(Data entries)
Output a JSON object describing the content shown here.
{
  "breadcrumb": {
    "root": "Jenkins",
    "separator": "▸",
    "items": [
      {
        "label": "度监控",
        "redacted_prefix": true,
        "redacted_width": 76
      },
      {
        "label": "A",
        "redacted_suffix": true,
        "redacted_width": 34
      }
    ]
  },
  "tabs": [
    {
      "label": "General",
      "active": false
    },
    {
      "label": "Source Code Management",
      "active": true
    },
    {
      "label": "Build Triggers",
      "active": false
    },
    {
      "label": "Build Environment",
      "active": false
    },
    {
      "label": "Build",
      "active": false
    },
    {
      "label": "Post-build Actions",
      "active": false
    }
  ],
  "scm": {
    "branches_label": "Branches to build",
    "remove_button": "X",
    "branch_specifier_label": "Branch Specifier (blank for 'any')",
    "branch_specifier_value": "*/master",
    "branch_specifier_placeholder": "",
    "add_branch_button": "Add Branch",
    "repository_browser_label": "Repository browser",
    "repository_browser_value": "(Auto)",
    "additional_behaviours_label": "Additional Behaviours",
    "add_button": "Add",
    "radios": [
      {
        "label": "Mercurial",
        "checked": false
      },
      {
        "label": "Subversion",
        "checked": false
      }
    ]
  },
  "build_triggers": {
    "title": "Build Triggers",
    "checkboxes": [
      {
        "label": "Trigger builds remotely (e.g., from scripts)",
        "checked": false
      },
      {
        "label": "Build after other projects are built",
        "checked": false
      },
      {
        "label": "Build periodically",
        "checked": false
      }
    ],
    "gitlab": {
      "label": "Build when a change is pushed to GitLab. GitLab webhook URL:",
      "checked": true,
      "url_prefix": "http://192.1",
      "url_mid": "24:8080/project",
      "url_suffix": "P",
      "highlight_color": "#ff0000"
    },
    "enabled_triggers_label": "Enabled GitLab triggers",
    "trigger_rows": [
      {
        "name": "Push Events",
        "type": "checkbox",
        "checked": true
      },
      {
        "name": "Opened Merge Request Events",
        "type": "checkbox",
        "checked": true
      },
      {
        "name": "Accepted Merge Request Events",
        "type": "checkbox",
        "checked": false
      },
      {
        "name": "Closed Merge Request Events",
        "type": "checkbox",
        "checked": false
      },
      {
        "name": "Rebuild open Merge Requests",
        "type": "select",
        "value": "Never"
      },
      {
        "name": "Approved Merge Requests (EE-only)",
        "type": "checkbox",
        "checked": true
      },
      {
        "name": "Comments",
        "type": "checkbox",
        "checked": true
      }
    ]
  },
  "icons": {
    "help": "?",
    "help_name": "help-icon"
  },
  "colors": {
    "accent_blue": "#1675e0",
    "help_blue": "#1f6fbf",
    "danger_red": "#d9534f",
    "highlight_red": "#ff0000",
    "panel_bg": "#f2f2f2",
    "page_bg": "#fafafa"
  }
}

* * *

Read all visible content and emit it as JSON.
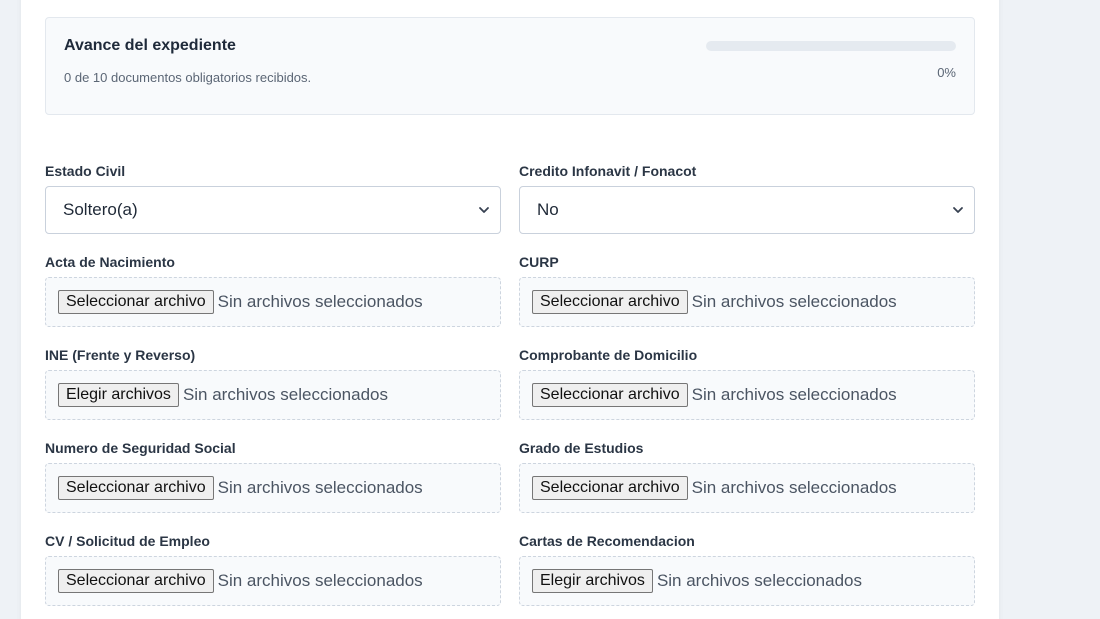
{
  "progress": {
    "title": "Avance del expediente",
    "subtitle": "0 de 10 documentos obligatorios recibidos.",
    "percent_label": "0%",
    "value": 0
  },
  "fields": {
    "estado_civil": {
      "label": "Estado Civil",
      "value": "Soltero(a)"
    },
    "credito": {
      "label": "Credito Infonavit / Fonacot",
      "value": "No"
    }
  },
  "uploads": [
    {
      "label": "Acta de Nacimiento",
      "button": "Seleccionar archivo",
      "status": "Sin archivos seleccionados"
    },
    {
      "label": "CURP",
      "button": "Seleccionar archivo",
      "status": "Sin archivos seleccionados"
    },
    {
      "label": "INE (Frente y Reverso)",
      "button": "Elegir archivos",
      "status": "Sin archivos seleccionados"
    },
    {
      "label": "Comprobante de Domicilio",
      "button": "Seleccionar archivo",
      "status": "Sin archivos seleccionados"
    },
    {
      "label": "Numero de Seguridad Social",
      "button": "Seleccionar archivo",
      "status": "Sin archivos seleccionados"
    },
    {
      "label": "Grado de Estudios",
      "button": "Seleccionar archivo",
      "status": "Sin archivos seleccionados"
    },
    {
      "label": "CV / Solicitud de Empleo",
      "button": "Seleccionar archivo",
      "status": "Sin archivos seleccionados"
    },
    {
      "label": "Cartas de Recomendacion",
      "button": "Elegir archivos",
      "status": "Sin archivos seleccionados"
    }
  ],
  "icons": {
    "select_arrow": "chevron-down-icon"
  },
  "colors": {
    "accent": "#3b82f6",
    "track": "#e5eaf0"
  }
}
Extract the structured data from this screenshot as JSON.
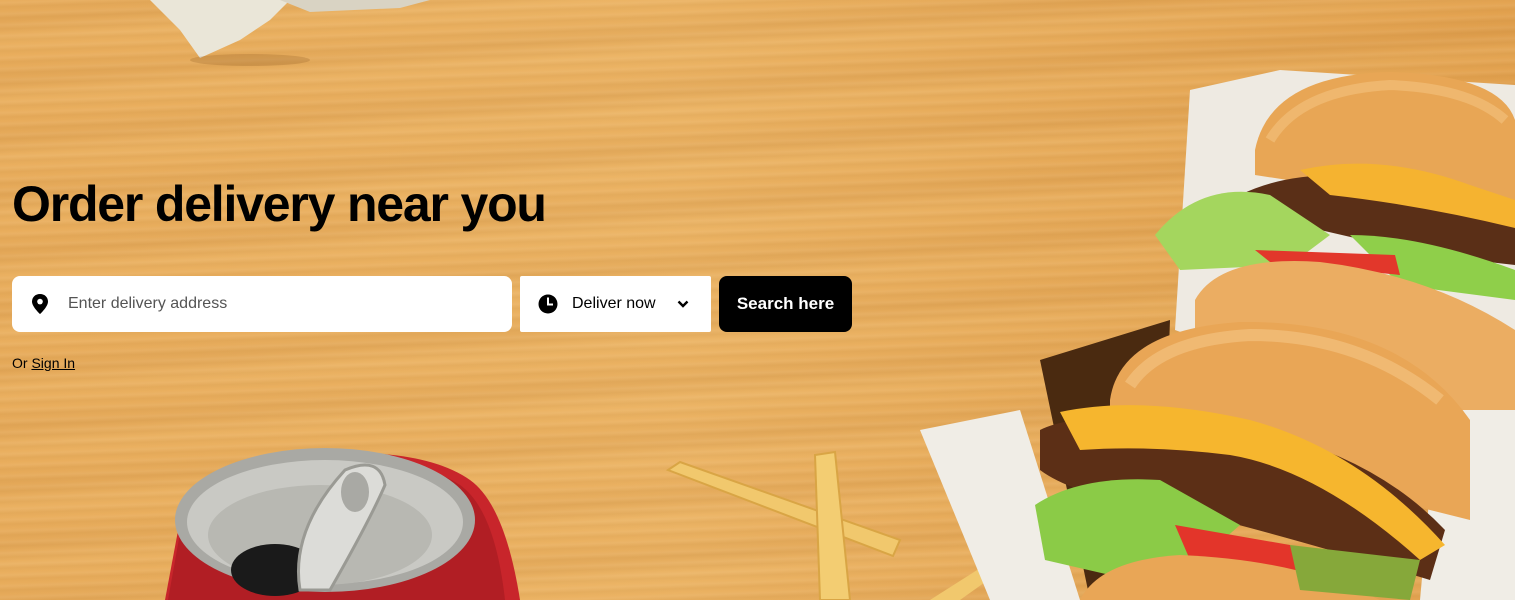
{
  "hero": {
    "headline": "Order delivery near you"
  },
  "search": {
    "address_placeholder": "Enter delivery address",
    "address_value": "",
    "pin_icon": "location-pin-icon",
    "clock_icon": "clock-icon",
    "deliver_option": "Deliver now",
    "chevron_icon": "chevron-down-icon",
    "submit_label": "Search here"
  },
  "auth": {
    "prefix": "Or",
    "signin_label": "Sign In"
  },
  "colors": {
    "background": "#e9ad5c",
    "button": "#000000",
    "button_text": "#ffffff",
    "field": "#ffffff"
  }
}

• **What to do**
Check each line of the material above for "here" and say how many lines contain it, giving the number alone.

• **Response to the exercise**
2